Written problem:
Scan the following material for the string "ylabel" and copy each line in which it appears.

Entries supplied:

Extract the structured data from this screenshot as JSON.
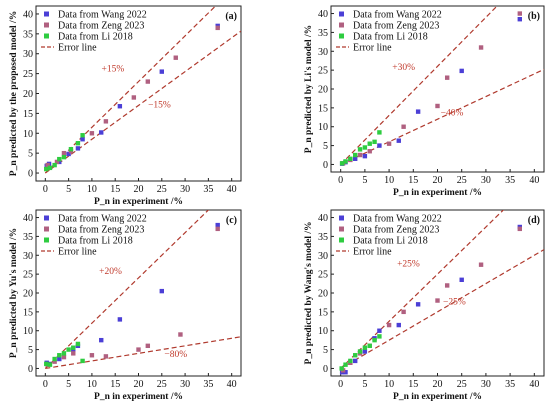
{
  "figure": {
    "title": ""
  },
  "chart_data": [
    {
      "type": "scatter",
      "panel_label": "(a)",
      "xlabel": "P_n in experiment /%",
      "ylabel": "P_n predicted by the proposed model /%",
      "xlim": [
        -2,
        42
      ],
      "ylim": [
        -2,
        42
      ],
      "xticks": [
        0,
        5,
        10,
        15,
        20,
        25,
        30,
        35,
        40
      ],
      "yticks": [
        0,
        5,
        10,
        15,
        20,
        25,
        30,
        35,
        40
      ],
      "legend_position": "top-left",
      "series": [
        {
          "name": "Data from Wang 2022",
          "color": "#4b3fd6",
          "points": [
            [
              0.3,
              1.8
            ],
            [
              0.8,
              2.3
            ],
            [
              3,
              2.8
            ],
            [
              5,
              4.8
            ],
            [
              7,
              6.2
            ],
            [
              8,
              8.5
            ],
            [
              12,
              10.2
            ],
            [
              16,
              16.8
            ],
            [
              25,
              25.5
            ],
            [
              37,
              37
            ]
          ]
        },
        {
          "name": "Data from Zeng 2023",
          "color": "#b06080",
          "points": [
            [
              0.5,
              2
            ],
            [
              2.5,
              2.8
            ],
            [
              4,
              5
            ],
            [
              5.5,
              5.5
            ],
            [
              10,
              10
            ],
            [
              13,
              13
            ],
            [
              19,
              19
            ],
            [
              22,
              23
            ],
            [
              28,
              29
            ],
            [
              37,
              36.5
            ]
          ]
        },
        {
          "name": "Data from Li 2018",
          "color": "#2ecc40",
          "points": [
            [
              0.2,
              1
            ],
            [
              1,
              1.3
            ],
            [
              2,
              2
            ],
            [
              3,
              3.5
            ],
            [
              4,
              4
            ],
            [
              5.5,
              6
            ],
            [
              7,
              7.5
            ],
            [
              8,
              9.5
            ]
          ]
        }
      ],
      "error_lines": {
        "name": "Error line",
        "color": "#b03a2e",
        "upper_slope": 1.15,
        "lower_slope": 0.85,
        "upper_label": "+15%",
        "lower_label": "−15%",
        "upper_label_at": [
          14.5,
          25.5
        ],
        "lower_label_at": [
          24.5,
          16.5
        ]
      }
    },
    {
      "type": "scatter",
      "panel_label": "(b)",
      "xlabel": "P_n in experiment /%",
      "ylabel": "P_n predicted by Li's model /%",
      "xlim": [
        -2,
        42
      ],
      "ylim": [
        -2,
        42
      ],
      "xticks": [
        0,
        5,
        10,
        15,
        20,
        25,
        30,
        35,
        40
      ],
      "yticks": [
        0,
        5,
        10,
        15,
        20,
        25,
        30,
        35,
        40
      ],
      "legend_position": "top-left",
      "series": [
        {
          "name": "Data from Wang 2022",
          "color": "#4b3fd6",
          "points": [
            [
              0.3,
              0.2
            ],
            [
              1,
              0.6
            ],
            [
              3,
              1.5
            ],
            [
              5,
              2.2
            ],
            [
              8,
              5
            ],
            [
              12,
              6.3
            ],
            [
              16,
              14
            ],
            [
              25,
              24.8
            ],
            [
              37,
              38.5
            ]
          ]
        },
        {
          "name": "Data from Zeng 2023",
          "color": "#b06080",
          "points": [
            [
              0.5,
              0.3
            ],
            [
              2,
              1.2
            ],
            [
              4,
              2.5
            ],
            [
              6,
              3.5
            ],
            [
              10,
              5.5
            ],
            [
              13,
              10
            ],
            [
              20,
              15.5
            ],
            [
              22,
              23
            ],
            [
              29,
              31
            ],
            [
              37,
              40
            ]
          ]
        },
        {
          "name": "Data from Li 2018",
          "color": "#2ecc40",
          "points": [
            [
              0.3,
              0.3
            ],
            [
              1,
              0.8
            ],
            [
              2,
              1.5
            ],
            [
              3,
              2.5
            ],
            [
              4,
              4
            ],
            [
              5,
              4.5
            ],
            [
              6,
              5.5
            ],
            [
              7,
              6
            ],
            [
              8,
              8.5
            ]
          ]
        }
      ],
      "error_lines": {
        "name": "Error line",
        "color": "#b03a2e",
        "upper_slope": 1.3,
        "lower_slope": 0.6,
        "upper_label": "+30%",
        "lower_label": "−40%",
        "upper_label_at": [
          13,
          25
        ],
        "lower_label_at": [
          23,
          13
        ]
      }
    },
    {
      "type": "scatter",
      "panel_label": "(c)",
      "xlabel": "P_n in experiment /%",
      "ylabel": "P_n predicted by Yu's model /%",
      "xlim": [
        -2,
        42
      ],
      "ylim": [
        -2,
        42
      ],
      "xticks": [
        0,
        5,
        10,
        15,
        20,
        25,
        30,
        35,
        40
      ],
      "yticks": [
        0,
        5,
        10,
        15,
        20,
        25,
        30,
        35,
        40
      ],
      "legend_position": "top-left",
      "series": [
        {
          "name": "Data from Wang 2022",
          "color": "#4b3fd6",
          "points": [
            [
              0.3,
              1.5
            ],
            [
              0.8,
              1.2
            ],
            [
              3,
              2.5
            ],
            [
              6,
              5
            ],
            [
              7,
              6
            ],
            [
              12,
              7.5
            ],
            [
              16,
              13
            ],
            [
              25,
              20.5
            ],
            [
              37,
              38
            ]
          ]
        },
        {
          "name": "Data from Zeng 2023",
          "color": "#b06080",
          "points": [
            [
              0.5,
              1
            ],
            [
              2,
              1.8
            ],
            [
              4,
              3
            ],
            [
              6,
              4
            ],
            [
              10,
              3.5
            ],
            [
              13,
              3.2
            ],
            [
              20,
              5
            ],
            [
              22,
              6
            ],
            [
              29,
              9
            ],
            [
              37,
              37
            ]
          ]
        },
        {
          "name": "Data from Li 2018",
          "color": "#2ecc40",
          "points": [
            [
              0.2,
              1.2
            ],
            [
              1,
              1
            ],
            [
              2,
              2.5
            ],
            [
              3,
              3.5
            ],
            [
              4,
              4
            ],
            [
              5,
              5
            ],
            [
              6,
              5.5
            ],
            [
              7,
              6.5
            ],
            [
              8,
              2
            ]
          ]
        }
      ],
      "error_lines": {
        "name": "Error line",
        "color": "#b03a2e",
        "upper_slope": 1.2,
        "lower_slope": 0.2,
        "upper_label": "+20%",
        "lower_label": "−80%",
        "upper_label_at": [
          14,
          25
        ],
        "lower_label_at": [
          28,
          3
        ]
      }
    },
    {
      "type": "scatter",
      "panel_label": "(d)",
      "xlabel": "P_n in experiment /%",
      "ylabel": "P_n predicted by Wang's model /%",
      "xlim": [
        -2,
        42
      ],
      "ylim": [
        -2,
        42
      ],
      "xticks": [
        0,
        5,
        10,
        15,
        20,
        25,
        30,
        35,
        40
      ],
      "yticks": [
        0,
        5,
        10,
        15,
        20,
        25,
        30,
        35,
        40
      ],
      "legend_position": "top-left",
      "series": [
        {
          "name": "Data from Wang 2022",
          "color": "#4b3fd6",
          "points": [
            [
              0.3,
              -1
            ],
            [
              1,
              -1
            ],
            [
              3,
              2
            ],
            [
              5,
              4.5
            ],
            [
              7,
              8
            ],
            [
              8,
              10
            ],
            [
              12,
              11.5
            ],
            [
              16,
              17
            ],
            [
              25,
              23.5
            ],
            [
              37,
              37.5
            ]
          ]
        },
        {
          "name": "Data from Zeng 2023",
          "color": "#b06080",
          "points": [
            [
              0.5,
              -0.5
            ],
            [
              2,
              1.5
            ],
            [
              4,
              4
            ],
            [
              6,
              6
            ],
            [
              10,
              11.5
            ],
            [
              13,
              15
            ],
            [
              20,
              18
            ],
            [
              22,
              22
            ],
            [
              29,
              27.5
            ],
            [
              37,
              37
            ]
          ]
        },
        {
          "name": "Data from Li 2018",
          "color": "#2ecc40",
          "points": [
            [
              0.2,
              0
            ],
            [
              1,
              1
            ],
            [
              2,
              2
            ],
            [
              3,
              3.5
            ],
            [
              4,
              4.5
            ],
            [
              5,
              5.5
            ],
            [
              6,
              6
            ],
            [
              7,
              7.5
            ],
            [
              8,
              8.5
            ]
          ]
        }
      ],
      "error_lines": {
        "name": "Error line",
        "color": "#b03a2e",
        "upper_slope": 1.25,
        "lower_slope": 0.75,
        "upper_label": "+25%",
        "lower_label": "−25%",
        "upper_label_at": [
          14,
          27
        ],
        "lower_label_at": [
          23.5,
          17
        ]
      }
    }
  ]
}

Task solution:
      "ylabel": "P_n predicted by the proposed model /%",
      "ylabel": "P_n predicted by Li's model /%",
      "ylabel": "P_n predicted by Yu's model /%",
      "ylabel": "P_n predicted by Wang's model /%",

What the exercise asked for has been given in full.